[Set exercise] The records that follow need to be output exactly as they are.

[The input]
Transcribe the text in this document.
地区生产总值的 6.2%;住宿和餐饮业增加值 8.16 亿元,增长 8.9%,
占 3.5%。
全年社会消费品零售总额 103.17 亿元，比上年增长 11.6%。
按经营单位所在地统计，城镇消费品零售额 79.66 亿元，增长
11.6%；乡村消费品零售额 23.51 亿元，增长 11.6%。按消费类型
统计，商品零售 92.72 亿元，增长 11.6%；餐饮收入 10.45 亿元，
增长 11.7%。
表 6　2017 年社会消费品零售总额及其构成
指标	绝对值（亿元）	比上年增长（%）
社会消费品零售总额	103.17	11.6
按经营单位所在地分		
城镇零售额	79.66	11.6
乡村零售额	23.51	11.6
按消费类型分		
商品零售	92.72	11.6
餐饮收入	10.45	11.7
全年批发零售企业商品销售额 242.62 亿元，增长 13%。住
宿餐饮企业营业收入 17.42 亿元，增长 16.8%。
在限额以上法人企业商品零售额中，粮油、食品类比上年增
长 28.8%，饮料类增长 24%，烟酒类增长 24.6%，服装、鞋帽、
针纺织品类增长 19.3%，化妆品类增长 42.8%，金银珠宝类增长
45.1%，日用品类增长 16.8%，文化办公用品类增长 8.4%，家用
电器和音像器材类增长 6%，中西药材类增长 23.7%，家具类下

[Solution to this problem]
Transcribe the text in this document.
地区生产总值的 6.2%;住宿和餐饮业增加值 8.16 亿元,增长 8.9%,
占 3.5%。
全年社会消费品零售总额 103.17 亿元，比上年增长 11.6%。
按经营单位所在地统计，城镇消费品零售额 79.66 亿元，增长
11.6%；乡村消费品零售额 23.51 亿元，增长 11.6%。按消费类型
统计，商品零售 92.72 亿元，增长 11.6%；餐饮收入 10.45 亿元，
增长 11.7%。
表 6　2017 年社会消费品零售总额及其构成
指标	绝对值（亿元）	比上年增长（%）
社会消费品零售总额	103.17	11.6
按经营单位所在地分		
城镇零售额	79.66	11.6
乡村零售额	23.51	11.6
按消费类型分		
商品零售	92.72	11.6
餐饮收入	10.45	11.7
全年批发零售企业商品销售额 242.62 亿元，增长 13%。住
宿餐饮企业营业收入 17.42 亿元，增长 16.8%。
在限额以上法人企业商品零售额中，粮油、食品类比上年增
长 28.8%，饮料类增长 24%，烟酒类增长 24.6%，服装、鞋帽、
针纺织品类增长 19.3%，化妆品类增长 42.8%，金银珠宝类增长
45.1%，日用品类增长 16.8%，文化办公用品类增长 8.4%，家用
电器和音像器材类增长 6%，中西药材类增长 23.7%，家具类下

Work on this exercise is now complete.